## Exercise
Look for the string "distance" in the lines and copy each line that has it.

## Data extract
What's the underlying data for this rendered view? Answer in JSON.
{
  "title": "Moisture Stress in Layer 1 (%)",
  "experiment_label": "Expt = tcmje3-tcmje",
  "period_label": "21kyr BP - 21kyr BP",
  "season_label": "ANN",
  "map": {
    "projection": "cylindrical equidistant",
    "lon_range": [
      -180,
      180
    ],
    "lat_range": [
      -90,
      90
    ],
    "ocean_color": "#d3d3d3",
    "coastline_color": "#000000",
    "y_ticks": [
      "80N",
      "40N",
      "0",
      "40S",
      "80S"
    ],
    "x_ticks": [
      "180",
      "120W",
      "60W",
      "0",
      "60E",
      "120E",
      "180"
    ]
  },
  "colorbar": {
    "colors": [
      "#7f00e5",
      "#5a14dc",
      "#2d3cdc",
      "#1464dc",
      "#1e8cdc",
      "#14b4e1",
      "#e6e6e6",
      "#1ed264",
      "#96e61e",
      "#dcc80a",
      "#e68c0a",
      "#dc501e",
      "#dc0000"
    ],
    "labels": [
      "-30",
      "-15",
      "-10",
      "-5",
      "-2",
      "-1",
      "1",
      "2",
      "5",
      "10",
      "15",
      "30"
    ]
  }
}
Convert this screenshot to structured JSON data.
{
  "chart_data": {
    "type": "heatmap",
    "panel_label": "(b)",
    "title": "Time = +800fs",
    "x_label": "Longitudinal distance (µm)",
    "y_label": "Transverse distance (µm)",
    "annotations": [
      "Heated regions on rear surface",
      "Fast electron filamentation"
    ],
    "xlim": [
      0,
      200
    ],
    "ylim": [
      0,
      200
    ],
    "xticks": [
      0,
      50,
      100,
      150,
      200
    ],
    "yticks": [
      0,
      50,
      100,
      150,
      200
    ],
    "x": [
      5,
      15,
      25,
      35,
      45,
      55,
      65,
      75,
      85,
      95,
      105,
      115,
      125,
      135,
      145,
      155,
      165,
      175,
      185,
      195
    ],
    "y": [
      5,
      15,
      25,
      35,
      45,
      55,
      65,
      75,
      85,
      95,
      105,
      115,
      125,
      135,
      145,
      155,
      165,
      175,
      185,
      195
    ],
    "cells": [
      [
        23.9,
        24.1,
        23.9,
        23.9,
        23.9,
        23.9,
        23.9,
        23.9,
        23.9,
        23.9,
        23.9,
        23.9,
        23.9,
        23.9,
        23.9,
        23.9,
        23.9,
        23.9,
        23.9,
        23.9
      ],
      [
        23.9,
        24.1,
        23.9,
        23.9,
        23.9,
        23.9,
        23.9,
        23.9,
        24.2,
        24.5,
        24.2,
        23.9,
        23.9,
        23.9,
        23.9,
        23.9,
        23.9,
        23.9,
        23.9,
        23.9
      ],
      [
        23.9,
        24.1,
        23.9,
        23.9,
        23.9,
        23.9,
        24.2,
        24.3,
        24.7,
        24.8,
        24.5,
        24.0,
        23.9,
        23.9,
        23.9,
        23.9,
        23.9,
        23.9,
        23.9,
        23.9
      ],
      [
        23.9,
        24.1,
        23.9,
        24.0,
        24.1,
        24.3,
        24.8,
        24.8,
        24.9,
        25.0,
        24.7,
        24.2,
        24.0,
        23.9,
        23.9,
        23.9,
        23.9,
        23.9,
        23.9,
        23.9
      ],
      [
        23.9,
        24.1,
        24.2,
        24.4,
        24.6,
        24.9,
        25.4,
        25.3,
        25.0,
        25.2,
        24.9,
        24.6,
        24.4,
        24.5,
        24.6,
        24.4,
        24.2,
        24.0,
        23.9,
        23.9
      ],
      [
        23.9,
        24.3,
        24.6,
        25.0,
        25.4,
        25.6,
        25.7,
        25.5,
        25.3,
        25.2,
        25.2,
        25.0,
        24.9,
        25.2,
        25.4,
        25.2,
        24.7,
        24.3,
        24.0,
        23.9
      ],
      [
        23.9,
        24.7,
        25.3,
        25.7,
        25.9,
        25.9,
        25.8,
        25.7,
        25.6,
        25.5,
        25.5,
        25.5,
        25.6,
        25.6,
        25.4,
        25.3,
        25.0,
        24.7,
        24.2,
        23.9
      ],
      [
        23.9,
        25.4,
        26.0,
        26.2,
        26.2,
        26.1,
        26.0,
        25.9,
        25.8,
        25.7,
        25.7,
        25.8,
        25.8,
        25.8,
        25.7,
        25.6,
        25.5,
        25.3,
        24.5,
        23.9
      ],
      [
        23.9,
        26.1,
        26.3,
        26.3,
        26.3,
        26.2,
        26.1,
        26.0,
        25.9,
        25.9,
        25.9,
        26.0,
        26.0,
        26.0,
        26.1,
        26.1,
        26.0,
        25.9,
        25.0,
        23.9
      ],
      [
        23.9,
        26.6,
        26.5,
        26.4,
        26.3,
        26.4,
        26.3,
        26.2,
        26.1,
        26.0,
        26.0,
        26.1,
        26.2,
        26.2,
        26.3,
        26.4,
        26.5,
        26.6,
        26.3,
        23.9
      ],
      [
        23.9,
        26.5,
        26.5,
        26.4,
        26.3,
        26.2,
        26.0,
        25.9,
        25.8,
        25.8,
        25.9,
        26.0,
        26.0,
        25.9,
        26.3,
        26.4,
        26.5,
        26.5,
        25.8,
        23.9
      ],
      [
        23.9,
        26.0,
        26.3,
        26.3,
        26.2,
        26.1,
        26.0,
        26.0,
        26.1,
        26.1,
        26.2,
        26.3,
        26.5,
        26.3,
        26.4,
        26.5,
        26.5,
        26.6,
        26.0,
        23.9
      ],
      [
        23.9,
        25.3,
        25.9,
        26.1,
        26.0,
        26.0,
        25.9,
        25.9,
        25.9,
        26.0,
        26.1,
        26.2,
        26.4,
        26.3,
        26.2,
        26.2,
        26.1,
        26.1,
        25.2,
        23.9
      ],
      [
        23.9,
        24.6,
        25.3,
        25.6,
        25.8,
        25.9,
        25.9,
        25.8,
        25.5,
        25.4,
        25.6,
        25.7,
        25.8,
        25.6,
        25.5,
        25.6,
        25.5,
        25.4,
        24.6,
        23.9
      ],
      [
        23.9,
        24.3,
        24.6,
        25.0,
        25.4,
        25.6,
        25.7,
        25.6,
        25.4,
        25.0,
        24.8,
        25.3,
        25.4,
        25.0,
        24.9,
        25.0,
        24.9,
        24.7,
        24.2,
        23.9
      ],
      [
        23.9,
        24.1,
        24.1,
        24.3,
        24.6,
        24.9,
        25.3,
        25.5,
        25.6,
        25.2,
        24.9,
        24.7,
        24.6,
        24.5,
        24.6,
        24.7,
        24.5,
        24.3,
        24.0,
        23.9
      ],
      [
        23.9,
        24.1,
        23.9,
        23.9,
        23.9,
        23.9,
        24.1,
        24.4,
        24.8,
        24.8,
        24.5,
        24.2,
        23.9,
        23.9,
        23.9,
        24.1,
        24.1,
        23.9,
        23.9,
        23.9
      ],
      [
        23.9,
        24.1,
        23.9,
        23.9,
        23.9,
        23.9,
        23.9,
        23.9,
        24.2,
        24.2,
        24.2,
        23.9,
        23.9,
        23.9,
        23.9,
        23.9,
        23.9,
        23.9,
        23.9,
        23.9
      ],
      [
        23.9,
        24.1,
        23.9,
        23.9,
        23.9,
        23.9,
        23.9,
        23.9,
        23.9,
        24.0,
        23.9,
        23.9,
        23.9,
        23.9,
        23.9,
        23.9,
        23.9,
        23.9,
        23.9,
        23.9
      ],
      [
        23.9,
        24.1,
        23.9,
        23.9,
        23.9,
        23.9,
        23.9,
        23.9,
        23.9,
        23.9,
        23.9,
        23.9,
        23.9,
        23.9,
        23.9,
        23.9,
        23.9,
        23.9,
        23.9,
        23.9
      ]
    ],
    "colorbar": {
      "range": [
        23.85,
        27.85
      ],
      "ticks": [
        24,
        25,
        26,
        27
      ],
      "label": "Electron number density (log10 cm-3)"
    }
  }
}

## Answer to this exercise
    "x_label": "Longitudinal distance (µm)",
    "y_label": "Transverse distance (µm)",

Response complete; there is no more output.